__Exercise aim__
Recast every line of the data below as a Markdown table with two columns, Row and Line, where Row holds the line's number and Line holds its text. Leave out any blank lines.

(Rows from a layout dataset)

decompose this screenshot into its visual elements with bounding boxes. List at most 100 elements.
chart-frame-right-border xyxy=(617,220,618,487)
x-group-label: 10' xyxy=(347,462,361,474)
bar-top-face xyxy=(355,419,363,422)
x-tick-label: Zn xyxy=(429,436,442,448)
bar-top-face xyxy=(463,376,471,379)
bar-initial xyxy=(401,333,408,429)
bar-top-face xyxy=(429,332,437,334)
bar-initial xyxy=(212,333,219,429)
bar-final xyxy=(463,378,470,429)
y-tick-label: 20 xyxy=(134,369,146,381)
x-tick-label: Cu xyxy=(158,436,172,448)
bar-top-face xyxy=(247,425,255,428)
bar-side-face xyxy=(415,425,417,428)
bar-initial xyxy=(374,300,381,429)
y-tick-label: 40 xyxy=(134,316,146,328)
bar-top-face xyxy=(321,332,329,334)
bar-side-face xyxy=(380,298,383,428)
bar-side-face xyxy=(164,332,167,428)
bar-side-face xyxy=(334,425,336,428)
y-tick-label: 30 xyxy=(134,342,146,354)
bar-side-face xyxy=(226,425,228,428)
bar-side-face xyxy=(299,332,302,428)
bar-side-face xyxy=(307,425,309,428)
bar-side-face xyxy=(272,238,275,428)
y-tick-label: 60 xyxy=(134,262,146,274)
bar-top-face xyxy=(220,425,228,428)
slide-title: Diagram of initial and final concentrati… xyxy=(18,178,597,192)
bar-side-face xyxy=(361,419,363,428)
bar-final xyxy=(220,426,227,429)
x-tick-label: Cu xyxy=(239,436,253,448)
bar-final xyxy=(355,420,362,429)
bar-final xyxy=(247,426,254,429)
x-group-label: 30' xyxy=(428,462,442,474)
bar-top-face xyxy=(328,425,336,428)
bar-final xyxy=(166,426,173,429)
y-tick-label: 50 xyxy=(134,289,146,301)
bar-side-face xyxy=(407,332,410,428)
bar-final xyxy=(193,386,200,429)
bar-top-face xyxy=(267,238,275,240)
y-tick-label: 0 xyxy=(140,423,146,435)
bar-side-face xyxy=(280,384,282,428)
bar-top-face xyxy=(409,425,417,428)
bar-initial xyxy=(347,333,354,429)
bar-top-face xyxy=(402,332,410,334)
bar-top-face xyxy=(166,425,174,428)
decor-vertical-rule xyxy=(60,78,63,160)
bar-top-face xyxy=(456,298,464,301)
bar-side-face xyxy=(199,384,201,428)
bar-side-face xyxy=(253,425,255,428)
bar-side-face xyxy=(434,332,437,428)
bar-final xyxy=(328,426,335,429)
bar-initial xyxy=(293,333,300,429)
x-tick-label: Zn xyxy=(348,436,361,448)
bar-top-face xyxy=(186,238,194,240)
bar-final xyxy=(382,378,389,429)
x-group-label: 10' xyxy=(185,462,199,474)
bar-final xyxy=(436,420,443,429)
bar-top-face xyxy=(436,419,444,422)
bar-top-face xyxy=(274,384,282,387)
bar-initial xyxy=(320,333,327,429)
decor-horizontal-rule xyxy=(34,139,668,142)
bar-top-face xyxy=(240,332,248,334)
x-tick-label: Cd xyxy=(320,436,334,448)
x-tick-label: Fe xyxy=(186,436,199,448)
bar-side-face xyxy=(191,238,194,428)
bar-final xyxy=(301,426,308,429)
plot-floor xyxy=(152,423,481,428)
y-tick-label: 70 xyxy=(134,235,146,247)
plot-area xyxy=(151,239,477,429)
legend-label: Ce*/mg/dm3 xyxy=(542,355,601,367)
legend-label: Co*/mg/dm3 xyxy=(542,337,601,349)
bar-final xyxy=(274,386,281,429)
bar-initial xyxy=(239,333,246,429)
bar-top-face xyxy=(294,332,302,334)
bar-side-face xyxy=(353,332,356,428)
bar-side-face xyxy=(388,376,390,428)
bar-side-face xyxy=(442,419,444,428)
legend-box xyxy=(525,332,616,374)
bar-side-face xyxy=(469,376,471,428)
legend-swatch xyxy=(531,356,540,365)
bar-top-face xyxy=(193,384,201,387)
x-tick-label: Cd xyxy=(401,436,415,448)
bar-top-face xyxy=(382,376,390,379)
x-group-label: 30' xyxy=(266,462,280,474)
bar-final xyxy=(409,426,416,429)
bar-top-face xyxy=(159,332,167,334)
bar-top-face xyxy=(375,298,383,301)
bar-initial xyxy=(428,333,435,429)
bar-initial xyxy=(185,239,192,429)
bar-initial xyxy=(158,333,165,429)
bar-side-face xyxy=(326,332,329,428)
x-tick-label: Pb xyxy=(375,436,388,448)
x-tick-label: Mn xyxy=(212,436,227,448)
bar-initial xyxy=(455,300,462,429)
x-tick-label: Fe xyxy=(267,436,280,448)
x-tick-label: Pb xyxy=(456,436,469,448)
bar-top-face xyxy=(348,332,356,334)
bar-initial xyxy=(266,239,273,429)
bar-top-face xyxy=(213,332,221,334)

__Output of the task__
| Row | Line |
|---|---|
| 1 | decompose this screenshot into its visual elements with bounding boxes. List at most 100 elements. |
| 2 | chart-frame-right-border xyxy=(617,220,618,487) |
| 3 | x-group-label: 10' xyxy=(347,462,361,474) |
| 4 | bar-top-face xyxy=(355,419,363,422) |
| 5 | x-tick-label: Zn xyxy=(429,436,442,448) |
| 6 | bar-top-face xyxy=(463,376,471,379) |
| 7 | bar-initial xyxy=(401,333,408,429) |
| 8 | bar-top-face xyxy=(429,332,437,334) |
| 9 | bar-initial xyxy=(212,333,219,429) |
| 10 | bar-final xyxy=(463,378,470,429) |
| 11 | y-tick-label: 20 xyxy=(134,369,146,381) |
| 12 | x-tick-label: Cu xyxy=(158,436,172,448) |
| 13 | bar-top-face xyxy=(247,425,255,428) |
| 14 | bar-side-face xyxy=(415,425,417,428) |
| 15 | bar-initial xyxy=(374,300,381,429) |
| 16 | y-tick-label: 40 xyxy=(134,316,146,328) |
| 17 | bar-top-face xyxy=(321,332,329,334) |
| 18 | bar-side-face xyxy=(380,298,383,428) |
| 19 | bar-side-face xyxy=(164,332,167,428) |
| 20 | bar-side-face xyxy=(334,425,336,428) |
| 21 | y-tick-label: 30 xyxy=(134,342,146,354) |
| 22 | bar-side-face xyxy=(226,425,228,428) |
| 23 | bar-side-face xyxy=(299,332,302,428) |
| 24 | bar-side-face xyxy=(307,425,309,428) |
| 25 | bar-side-face xyxy=(272,238,275,428) |
| 26 | y-tick-label: 60 xyxy=(134,262,146,274) |
| 27 | bar-top-face xyxy=(220,425,228,428) |
| 28 | slide-title: Diagram of initial and final concentrati… xyxy=(18,178,597,192) |
| 29 | bar-side-face xyxy=(361,419,363,428) |
| 30 | bar-final xyxy=(220,426,227,429) |
| 31 | x-tick-label: Cu xyxy=(239,436,253,448) |
| 32 | bar-final xyxy=(355,420,362,429) |
| 33 | bar-final xyxy=(247,426,254,429) |
| 34 | x-group-label: 30' xyxy=(428,462,442,474) |
| 35 | bar-top-face xyxy=(328,425,336,428) |
| 36 | bar-final xyxy=(166,426,173,429) |
| 37 | y-tick-label: 50 xyxy=(134,289,146,301) |
| 38 | bar-side-face xyxy=(407,332,410,428) |
| 39 | bar-final xyxy=(193,386,200,429) |
| 40 | bar-top-face xyxy=(267,238,275,240) |
| 41 | y-tick-label: 0 xyxy=(140,423,146,435) |
| 42 | bar-side-face xyxy=(280,384,282,428) |
| 43 | bar-top-face xyxy=(409,425,417,428) |
| 44 | bar-initial xyxy=(347,333,354,429) |
| 45 | bar-top-face xyxy=(402,332,410,334) |
| 46 | bar-top-face xyxy=(166,425,174,428) |
| 47 | decor-vertical-rule xyxy=(60,78,63,160) |
| 48 | bar-top-face xyxy=(456,298,464,301) |
| 49 | bar-side-face xyxy=(199,384,201,428) |
| 50 | bar-side-face xyxy=(253,425,255,428) |
| 51 | bar-side-face xyxy=(434,332,437,428) |
| 52 | bar-final xyxy=(328,426,335,429) |
| 53 | bar-initial xyxy=(293,333,300,429) |
| 54 | x-tick-label: Zn xyxy=(348,436,361,448) |
| 55 | bar-top-face xyxy=(186,238,194,240) |
| 56 | bar-final xyxy=(382,378,389,429) |
| 57 | x-group-label: 10' xyxy=(185,462,199,474) |
| 58 | bar-final xyxy=(436,420,443,429) |
| 59 | bar-top-face xyxy=(436,419,444,422) |
| 60 | bar-top-face xyxy=(274,384,282,387) |
| 61 | bar-initial xyxy=(320,333,327,429) |
| 62 | decor-horizontal-rule xyxy=(34,139,668,142) |
| 63 | bar-top-face xyxy=(240,332,248,334) |
| 64 | x-tick-label: Cd xyxy=(320,436,334,448) |
| 65 | x-tick-label: Fe xyxy=(186,436,199,448) |
| 66 | bar-side-face xyxy=(191,238,194,428) |
| 67 | bar-final xyxy=(301,426,308,429) |
| 68 | plot-floor xyxy=(152,423,481,428) |
| 69 | y-tick-label: 70 xyxy=(134,235,146,247) |
| 70 | plot-area xyxy=(151,239,477,429) |
| 71 | legend-label: Ce*/mg/dm3 xyxy=(542,355,601,367) |
| 72 | legend-label: Co*/mg/dm3 xyxy=(542,337,601,349) |
| 73 | bar-final xyxy=(274,386,281,429) |
| 74 | bar-initial xyxy=(239,333,246,429) |
| 75 | bar-top-face xyxy=(294,332,302,334) |
| 76 | bar-side-face xyxy=(353,332,356,428) |
| 77 | bar-side-face xyxy=(388,376,390,428) |
| 78 | bar-side-face xyxy=(442,419,444,428) |
| 79 | legend-box xyxy=(525,332,616,374) |
| 80 | bar-side-face xyxy=(469,376,471,428) |
| 81 | legend-swatch xyxy=(531,356,540,365) |
| 82 | bar-top-face xyxy=(193,384,201,387) |
| 83 | x-tick-label: Cd xyxy=(401,436,415,448) |
| 84 | bar-top-face xyxy=(382,376,390,379) |
| 85 | x-group-label: 30' xyxy=(266,462,280,474) |
| 86 | bar-final xyxy=(409,426,416,429) |
| 87 | bar-top-face xyxy=(159,332,167,334) |
| 88 | bar-top-face xyxy=(375,298,383,301) |
| 89 | bar-initial xyxy=(428,333,435,429) |
| 90 | bar-initial xyxy=(185,239,192,429) |
| 91 | bar-initial xyxy=(158,333,165,429) |
| 92 | bar-side-face xyxy=(326,332,329,428) |
| 93 | x-tick-label: Pb xyxy=(375,436,388,448) |
| 94 | x-tick-label: Mn xyxy=(212,436,227,448) |
| 95 | bar-initial xyxy=(455,300,462,429) |
| 96 | x-tick-label: Fe xyxy=(267,436,280,448) |
| 97 | x-tick-label: Pb xyxy=(456,436,469,448) |
| 98 | bar-top-face xyxy=(348,332,356,334) |
| 99 | bar-initial xyxy=(266,239,273,429) |
| 100 | bar-top-face xyxy=(213,332,221,334) |